What is needed
Every entry should be repeated exactly. Omit the pictures.

++++++++++++++++++++

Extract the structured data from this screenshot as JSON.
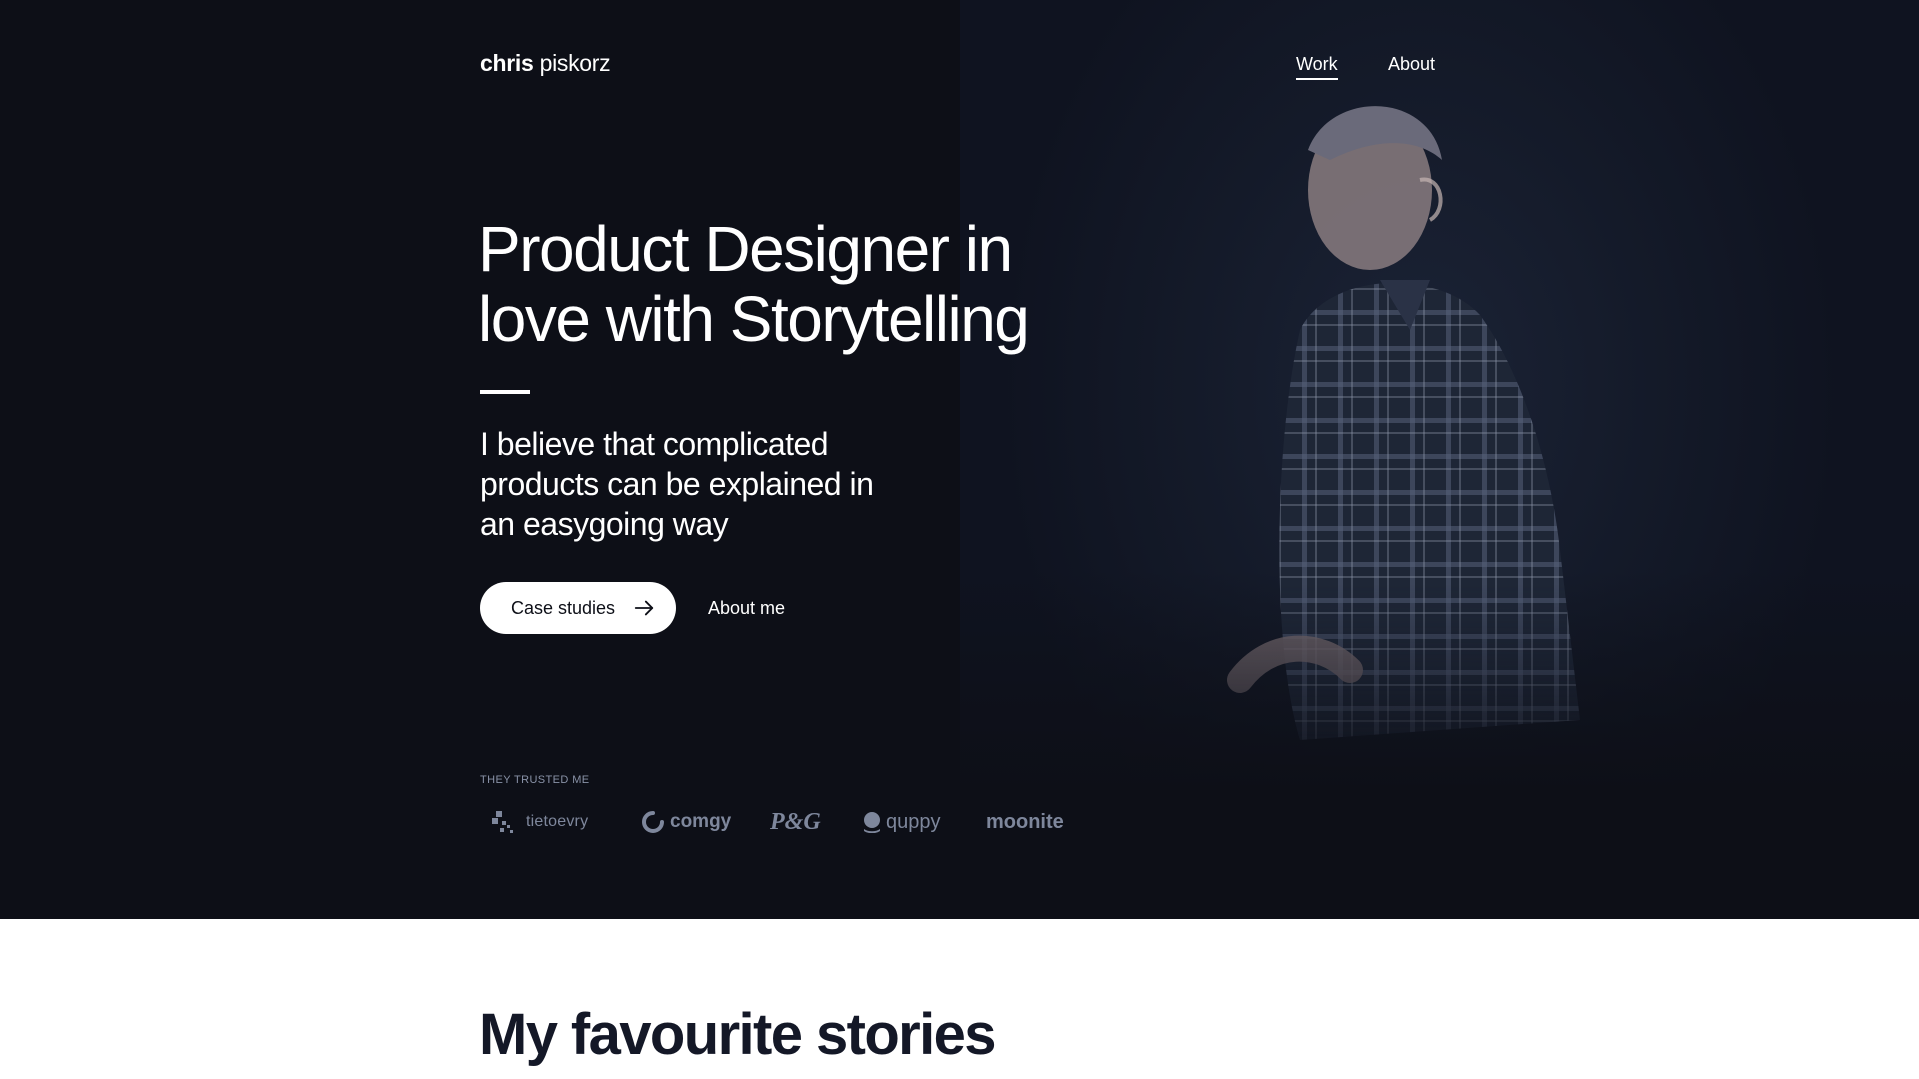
{
  "header": {
    "brand_first": "chris",
    "brand_last": "piskorz",
    "nav": {
      "work": "Work",
      "about": "About"
    }
  },
  "hero": {
    "headline_line1": "Product Designer in",
    "headline_line2": "love with Storytelling",
    "lead_line1": "I believe that complicated",
    "lead_line2": "products can be explained in",
    "lead_line3": "an easygoing way",
    "primary_button": "Case studies",
    "primary_button_icon": "arrow-right-icon",
    "secondary_button": "About me"
  },
  "trusted": {
    "label": "THEY TRUSTED ME",
    "logos": [
      "tietoevry",
      "comgy",
      "P&G",
      "quppy",
      "moonite"
    ]
  },
  "stories": {
    "title": "My favourite stories"
  },
  "colors": {
    "hero_background": "#0d0f17",
    "logo_gray": "#7e879c",
    "white": "#ffffff",
    "dark_text": "#141827"
  }
}
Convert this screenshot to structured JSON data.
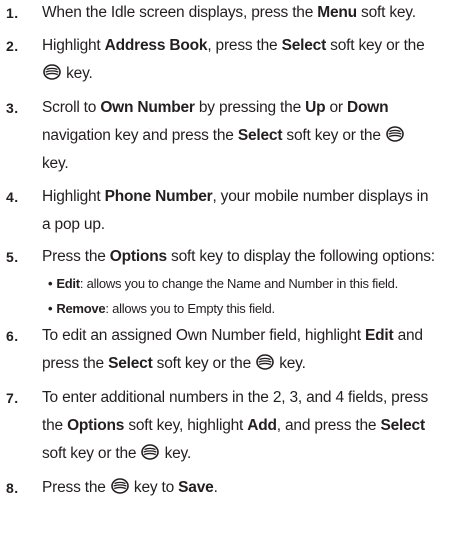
{
  "steps": [
    {
      "number": "1.",
      "lines": [
        [
          {
            "t": "When the Idle screen displays, press the "
          },
          {
            "t": "Menu",
            "b": true
          },
          {
            "t": " soft key."
          }
        ]
      ]
    },
    {
      "number": "2.",
      "lines": [
        [
          {
            "t": "Highlight "
          },
          {
            "t": "Address Book",
            "b": true
          },
          {
            "t": ", press the "
          },
          {
            "t": "Select",
            "b": true
          },
          {
            "t": " soft key or the"
          }
        ],
        [
          {
            "icon": "select-key-icon"
          },
          {
            "t": " key."
          }
        ]
      ]
    },
    {
      "number": "3.",
      "lines": [
        [
          {
            "t": "Scroll to "
          },
          {
            "t": "Own Number",
            "b": true
          },
          {
            "t": " by pressing the "
          },
          {
            "t": "Up",
            "b": true
          },
          {
            "t": " or "
          },
          {
            "t": "Down",
            "b": true
          }
        ],
        [
          {
            "t": "navigation key and press the "
          },
          {
            "t": "Select",
            "b": true
          },
          {
            "t": " soft key or the "
          },
          {
            "icon": "select-key-icon"
          }
        ],
        [
          {
            "t": "key."
          }
        ]
      ]
    },
    {
      "number": "4.",
      "lines": [
        [
          {
            "t": "Highlight "
          },
          {
            "t": "Phone Number",
            "b": true
          },
          {
            "t": ", your mobile number displays in"
          }
        ],
        [
          {
            "t": "a pop up."
          }
        ]
      ]
    },
    {
      "number": "5.",
      "lines": [
        [
          {
            "t": "Press the "
          },
          {
            "t": "Options",
            "b": true
          },
          {
            "t": " soft key to display the following options:"
          }
        ]
      ],
      "bullets": [
        [
          {
            "t": "Edit",
            "b": true
          },
          {
            "t": ": allows you to change the Name and Number in this field."
          }
        ],
        [
          {
            "t": "Remove",
            "b": true
          },
          {
            "t": ": allows you to Empty this field."
          }
        ]
      ]
    },
    {
      "number": "6.",
      "lines": [
        [
          {
            "t": "To edit an assigned Own Number field, highlight "
          },
          {
            "t": "Edit",
            "b": true
          },
          {
            "t": " and"
          }
        ],
        [
          {
            "t": "press the "
          },
          {
            "t": "Select",
            "b": true
          },
          {
            "t": " soft key or the "
          },
          {
            "icon": "select-key-icon"
          },
          {
            "t": " key."
          }
        ]
      ]
    },
    {
      "number": "7.",
      "lines": [
        [
          {
            "t": "To enter additional numbers in the 2, 3, and 4 fields, press"
          }
        ],
        [
          {
            "t": "the "
          },
          {
            "t": "Options",
            "b": true
          },
          {
            "t": " soft key, highlight "
          },
          {
            "t": "Add",
            "b": true
          },
          {
            "t": ", and press the "
          },
          {
            "t": "Select",
            "b": true
          }
        ],
        [
          {
            "t": "soft key or the "
          },
          {
            "icon": "select-key-icon"
          },
          {
            "t": " key."
          }
        ]
      ]
    },
    {
      "number": "8.",
      "lines": [
        [
          {
            "t": "Press the "
          },
          {
            "icon": "select-key-icon"
          },
          {
            "t": " key to "
          },
          {
            "t": "Save",
            "b": true
          },
          {
            "t": "."
          }
        ]
      ]
    }
  ]
}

++++++++++++++++++++

Exercise result
Extract the structured data from this screenshot as JSON.
{
  "header": {
    "brand_first": "chris",
    "brand_last": "piskorz",
    "nav": {
      "work": "Work",
      "about": "About"
    }
  },
  "hero": {
    "headline_line1": "Product Designer in",
    "headline_line2": "love with Storytelling",
    "lead_line1": "I believe that complicated",
    "lead_line2": "products can be explained in",
    "lead_line3": "an easygoing way",
    "primary_button": "Case studies",
    "primary_button_icon": "arrow-right-icon",
    "secondary_button": "About me"
  },
  "trusted": {
    "label": "THEY TRUSTED ME",
    "logos": [
      "tietoevry",
      "comgy",
      "P&G",
      "quppy",
      "moonite"
    ]
  },
  "stories": {
    "title": "My favourite stories"
  },
  "colors": {
    "hero_background": "#0d0f17",
    "logo_gray": "#7e879c",
    "white": "#ffffff",
    "dark_text": "#141827"
  }
}
Convert this screenshot to structured JSON data.
{
  "steps": [
    {
      "number": "1.",
      "lines": [
        [
          {
            "t": "When the Idle screen displays, press the "
          },
          {
            "t": "Menu",
            "b": true
          },
          {
            "t": " soft key."
          }
        ]
      ]
    },
    {
      "number": "2.",
      "lines": [
        [
          {
            "t": "Highlight "
          },
          {
            "t": "Address Book",
            "b": true
          },
          {
            "t": ", press the "
          },
          {
            "t": "Select",
            "b": true
          },
          {
            "t": " soft key or the"
          }
        ],
        [
          {
            "icon": "select-key-icon"
          },
          {
            "t": " key."
          }
        ]
      ]
    },
    {
      "number": "3.",
      "lines": [
        [
          {
            "t": "Scroll to "
          },
          {
            "t": "Own Number",
            "b": true
          },
          {
            "t": " by pressing the "
          },
          {
            "t": "Up",
            "b": true
          },
          {
            "t": " or "
          },
          {
            "t": "Down",
            "b": true
          }
        ],
        [
          {
            "t": "navigation key and press the "
          },
          {
            "t": "Select",
            "b": true
          },
          {
            "t": " soft key or the "
          },
          {
            "icon": "select-key-icon"
          }
        ],
        [
          {
            "t": "key."
          }
        ]
      ]
    },
    {
      "number": "4.",
      "lines": [
        [
          {
            "t": "Highlight "
          },
          {
            "t": "Phone Number",
            "b": true
          },
          {
            "t": ", your mobile number displays in"
          }
        ],
        [
          {
            "t": "a pop up."
          }
        ]
      ]
    },
    {
      "number": "5.",
      "lines": [
        [
          {
            "t": "Press the "
          },
          {
            "t": "Options",
            "b": true
          },
          {
            "t": " soft key to display the following options:"
          }
        ]
      ],
      "bullets": [
        [
          {
            "t": "Edit",
            "b": true
          },
          {
            "t": ": allows you to change the Name and Number in this field."
          }
        ],
        [
          {
            "t": "Remove",
            "b": true
          },
          {
            "t": ": allows you to Empty this field."
          }
        ]
      ]
    },
    {
      "number": "6.",
      "lines": [
        [
          {
            "t": "To edit an assigned Own Number field, highlight "
          },
          {
            "t": "Edit",
            "b": true
          },
          {
            "t": " and"
          }
        ],
        [
          {
            "t": "press the "
          },
          {
            "t": "Select",
            "b": true
          },
          {
            "t": " soft key or the "
          },
          {
            "icon": "select-key-icon"
          },
          {
            "t": " key."
          }
        ]
      ]
    },
    {
      "number": "7.",
      "lines": [
        [
          {
            "t": "To enter additional numbers in the 2, 3, and 4 fields, press"
          }
        ],
        [
          {
            "t": "the "
          },
          {
            "t": "Options",
            "b": true
          },
          {
            "t": " soft key, highlight "
          },
          {
            "t": "Add",
            "b": true
          },
          {
            "t": ", and press the "
          },
          {
            "t": "Select",
            "b": true
          }
        ],
        [
          {
            "t": "soft key or the "
          },
          {
            "icon": "select-key-icon"
          },
          {
            "t": " key."
          }
        ]
      ]
    },
    {
      "number": "8.",
      "lines": [
        [
          {
            "t": "Press the "
          },
          {
            "icon": "select-key-icon"
          },
          {
            "t": " key to "
          },
          {
            "t": "Save",
            "b": true
          },
          {
            "t": "."
          }
        ]
      ]
    }
  ]
}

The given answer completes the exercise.